/---

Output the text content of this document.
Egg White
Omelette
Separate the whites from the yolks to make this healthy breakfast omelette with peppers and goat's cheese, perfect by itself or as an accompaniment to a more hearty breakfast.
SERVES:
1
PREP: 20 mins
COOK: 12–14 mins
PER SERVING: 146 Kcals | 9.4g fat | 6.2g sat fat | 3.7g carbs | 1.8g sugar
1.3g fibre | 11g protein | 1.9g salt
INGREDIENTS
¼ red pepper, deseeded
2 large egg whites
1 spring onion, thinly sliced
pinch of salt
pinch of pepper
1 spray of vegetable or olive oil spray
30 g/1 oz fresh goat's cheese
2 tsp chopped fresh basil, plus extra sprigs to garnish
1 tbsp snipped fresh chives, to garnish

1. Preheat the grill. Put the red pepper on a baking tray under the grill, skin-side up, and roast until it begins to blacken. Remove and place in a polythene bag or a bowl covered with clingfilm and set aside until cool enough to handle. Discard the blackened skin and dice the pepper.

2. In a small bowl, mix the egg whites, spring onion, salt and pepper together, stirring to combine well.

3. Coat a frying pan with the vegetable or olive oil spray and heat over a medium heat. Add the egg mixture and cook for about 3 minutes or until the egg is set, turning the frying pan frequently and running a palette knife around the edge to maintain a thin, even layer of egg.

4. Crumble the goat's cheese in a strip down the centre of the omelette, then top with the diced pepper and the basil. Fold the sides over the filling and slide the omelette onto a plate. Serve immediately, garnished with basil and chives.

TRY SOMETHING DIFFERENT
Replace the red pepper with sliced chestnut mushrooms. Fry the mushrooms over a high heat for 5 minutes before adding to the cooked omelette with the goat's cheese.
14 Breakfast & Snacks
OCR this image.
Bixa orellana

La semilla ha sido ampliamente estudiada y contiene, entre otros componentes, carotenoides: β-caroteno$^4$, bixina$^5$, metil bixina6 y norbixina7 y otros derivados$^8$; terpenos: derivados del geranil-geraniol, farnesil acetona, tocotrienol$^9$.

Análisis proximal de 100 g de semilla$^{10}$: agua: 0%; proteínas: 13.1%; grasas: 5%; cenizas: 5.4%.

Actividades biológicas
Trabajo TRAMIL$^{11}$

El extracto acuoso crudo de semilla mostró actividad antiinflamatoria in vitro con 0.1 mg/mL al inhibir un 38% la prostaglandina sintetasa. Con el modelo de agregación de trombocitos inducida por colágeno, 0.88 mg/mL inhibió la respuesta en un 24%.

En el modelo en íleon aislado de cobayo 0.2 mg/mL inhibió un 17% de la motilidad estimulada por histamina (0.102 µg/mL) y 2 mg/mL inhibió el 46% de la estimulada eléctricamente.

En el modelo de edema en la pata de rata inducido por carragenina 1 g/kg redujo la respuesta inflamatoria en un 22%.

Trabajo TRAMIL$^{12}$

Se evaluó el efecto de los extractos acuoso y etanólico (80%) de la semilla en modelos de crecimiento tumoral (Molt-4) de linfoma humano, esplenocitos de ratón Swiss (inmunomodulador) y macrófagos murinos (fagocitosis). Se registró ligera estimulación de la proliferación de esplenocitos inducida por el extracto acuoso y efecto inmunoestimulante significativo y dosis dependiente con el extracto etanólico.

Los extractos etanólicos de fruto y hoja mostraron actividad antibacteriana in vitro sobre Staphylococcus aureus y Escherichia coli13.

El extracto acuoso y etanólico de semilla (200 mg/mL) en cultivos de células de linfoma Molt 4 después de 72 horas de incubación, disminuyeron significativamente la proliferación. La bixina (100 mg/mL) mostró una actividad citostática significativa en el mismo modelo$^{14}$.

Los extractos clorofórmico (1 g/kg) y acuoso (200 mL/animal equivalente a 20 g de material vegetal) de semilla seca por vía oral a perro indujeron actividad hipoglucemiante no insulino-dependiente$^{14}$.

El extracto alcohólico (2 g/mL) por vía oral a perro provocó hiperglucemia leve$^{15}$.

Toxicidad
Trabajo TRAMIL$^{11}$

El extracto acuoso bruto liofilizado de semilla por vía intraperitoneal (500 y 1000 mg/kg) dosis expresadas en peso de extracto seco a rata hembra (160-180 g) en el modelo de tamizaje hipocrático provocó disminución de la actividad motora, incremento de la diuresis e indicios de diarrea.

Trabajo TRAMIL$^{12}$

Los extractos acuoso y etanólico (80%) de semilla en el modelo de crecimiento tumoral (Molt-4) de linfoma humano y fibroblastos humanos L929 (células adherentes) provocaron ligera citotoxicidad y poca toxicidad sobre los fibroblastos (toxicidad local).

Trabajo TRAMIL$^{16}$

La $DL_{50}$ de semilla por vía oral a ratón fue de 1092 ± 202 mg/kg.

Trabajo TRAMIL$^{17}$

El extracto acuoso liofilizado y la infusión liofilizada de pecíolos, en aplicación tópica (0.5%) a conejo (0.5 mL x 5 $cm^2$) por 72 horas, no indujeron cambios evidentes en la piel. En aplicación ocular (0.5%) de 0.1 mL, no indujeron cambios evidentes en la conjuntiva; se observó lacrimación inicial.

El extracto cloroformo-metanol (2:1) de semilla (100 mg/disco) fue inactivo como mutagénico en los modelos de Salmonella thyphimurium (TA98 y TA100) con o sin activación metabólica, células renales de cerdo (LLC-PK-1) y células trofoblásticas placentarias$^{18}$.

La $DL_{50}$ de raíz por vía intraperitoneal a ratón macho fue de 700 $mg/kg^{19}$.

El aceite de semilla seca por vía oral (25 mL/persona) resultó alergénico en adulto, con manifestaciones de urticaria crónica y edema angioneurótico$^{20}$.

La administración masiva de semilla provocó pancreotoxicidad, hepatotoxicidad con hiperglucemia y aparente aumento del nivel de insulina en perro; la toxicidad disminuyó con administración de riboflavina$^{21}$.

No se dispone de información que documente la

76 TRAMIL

\---

- What is needed: What is needed is an exact copy of all the entries.

- Response to this task:
Output the text content of this document.
Egg White
Omelette
Separate the whites from the yolks to make this healthy breakfast omelette with peppers and goat's cheese, perfect by itself or as an accompaniment to a more hearty breakfast.
SERVES:
1
PREP: 20 mins
COOK: 12–14 mins
PER SERVING: 146 Kcals | 9.4g fat | 6.2g sat fat | 3.7g carbs | 1.8g sugar
1.3g fibre | 11g protein | 1.9g salt
INGREDIENTS
¼ red pepper, deseeded
2 large egg whites
1 spring onion, thinly sliced
pinch of salt
pinch of pepper
1 spray of vegetable or olive oil spray
30 g/1 oz fresh goat's cheese
2 tsp chopped fresh basil, plus extra sprigs to garnish
1 tbsp snipped fresh chives, to garnish

1. Preheat the grill. Put the red pepper on a baking tray under the grill, skin-side up, and roast until it begins to blacken. Remove and place in a polythene bag or a bowl covered with clingfilm and set aside until cool enough to handle. Discard the blackened skin and dice the pepper.

2. In a small bowl, mix the egg whites, spring onion, salt and pepper together, stirring to combine well.

3. Coat a frying pan with the vegetable or olive oil spray and heat over a medium heat. Add the egg mixture and cook for about 3 minutes or until the egg is set, turning the frying pan frequently and running a palette knife around the edge to maintain a thin, even layer of egg.

4. Crumble the goat's cheese in a strip down the centre of the omelette, then top with the diced pepper and the basil. Fold the sides over the filling and slide the omelette onto a plate. Serve immediately, garnished with basil and chives.

TRY SOMETHING DIFFERENT
Replace the red pepper with sliced chestnut mushrooms. Fry the mushrooms over a high heat for 5 minutes before adding to the cooked omelette with the goat's cheese.
14 Breakfast & Snacks
OCR this image.
Bixa orellana

La semilla ha sido ampliamente estudiada y contiene, entre otros componentes, carotenoides: β-caroteno$^4$, bixina$^5$, metil bixina6 y norbixina7 y otros derivados$^8$; terpenos: derivados del geranil-geraniol, farnesil acetona, tocotrienol$^9$.

Análisis proximal de 100 g de semilla$^{10}$: agua: 0%; proteínas: 13.1%; grasas: 5%; cenizas: 5.4%.

Actividades biológicas
Trabajo TRAMIL$^{11}$

El extracto acuoso crudo de semilla mostró actividad antiinflamatoria in vitro con 0.1 mg/mL al inhibir un 38% la prostaglandina sintetasa. Con el modelo de agregación de trombocitos inducida por colágeno, 0.88 mg/mL inhibió la respuesta en un 24%.

En el modelo en íleon aislado de cobayo 0.2 mg/mL inhibió un 17% de la motilidad estimulada por histamina (0.102 µg/mL) y 2 mg/mL inhibió el 46% de la estimulada eléctricamente.

En el modelo de edema en la pata de rata inducido por carragenina 1 g/kg redujo la respuesta inflamatoria en un 22%.

Trabajo TRAMIL$^{12}$

Se evaluó el efecto de los extractos acuoso y etanólico (80%) de la semilla en modelos de crecimiento tumoral (Molt-4) de linfoma humano, esplenocitos de ratón Swiss (inmunomodulador) y macrófagos murinos (fagocitosis). Se registró ligera estimulación de la proliferación de esplenocitos inducida por el extracto acuoso y efecto inmunoestimulante significativo y dosis dependiente con el extracto etanólico.

Los extractos etanólicos de fruto y hoja mostraron actividad antibacteriana in vitro sobre Staphylococcus aureus y Escherichia coli13.

El extracto acuoso y etanólico de semilla (200 mg/mL) en cultivos de células de linfoma Molt 4 después de 72 horas de incubación, disminuyeron significativamente la proliferación. La bixina (100 mg/mL) mostró una actividad citostática significativa en el mismo modelo$^{14}$.

Los extractos clorofórmico (1 g/kg) y acuoso (200 mL/animal equivalente a 20 g de material vegetal) de semilla seca por vía oral a perro indujeron actividad hipoglucemiante no insulino-dependiente$^{14}$.

El extracto alcohólico (2 g/mL) por vía oral a perro provocó hiperglucemia leve$^{15}$.

Toxicidad
Trabajo TRAMIL$^{11}$

El extracto acuoso bruto liofilizado de semilla por vía intraperitoneal (500 y 1000 mg/kg) dosis expresadas en peso de extracto seco a rata hembra (160-180 g) en el modelo de tamizaje hipocrático provocó disminución de la actividad motora, incremento de la diuresis e indicios de diarrea.

Trabajo TRAMIL$^{12}$

Los extractos acuoso y etanólico (80%) de semilla en el modelo de crecimiento tumoral (Molt-4) de linfoma humano y fibroblastos humanos L929 (células adherentes) provocaron ligera citotoxicidad y poca toxicidad sobre los fibroblastos (toxicidad local).

Trabajo TRAMIL$^{16}$

La $DL_{50}$ de semilla por vía oral a ratón fue de 1092 ± 202 mg/kg.

Trabajo TRAMIL$^{17}$

El extracto acuoso liofilizado y la infusión liofilizada de pecíolos, en aplicación tópica (0.5%) a conejo (0.5 mL x 5 $cm^2$) por 72 horas, no indujeron cambios evidentes en la piel. En aplicación ocular (0.5%) de 0.1 mL, no indujeron cambios evidentes en la conjuntiva; se observó lacrimación inicial.

El extracto cloroformo-metanol (2:1) de semilla (100 mg/disco) fue inactivo como mutagénico en los modelos de Salmonella thyphimurium (TA98 y TA100) con o sin activación metabólica, células renales de cerdo (LLC-PK-1) y células trofoblásticas placentarias$^{18}$.

La $DL_{50}$ de raíz por vía intraperitoneal a ratón macho fue de 700 $mg/kg^{19}$.

El aceite de semilla seca por vía oral (25 mL/persona) resultó alergénico en adulto, con manifestaciones de urticaria crónica y edema angioneurótico$^{20}$.

La administración masiva de semilla provocó pancreotoxicidad, hepatotoxicidad con hiperglucemia y aparente aumento del nivel de insulina en perro; la toxicidad disminuyó con administración de riboflavina$^{21}$.

No se dispone de información que documente la

76 TRAMIL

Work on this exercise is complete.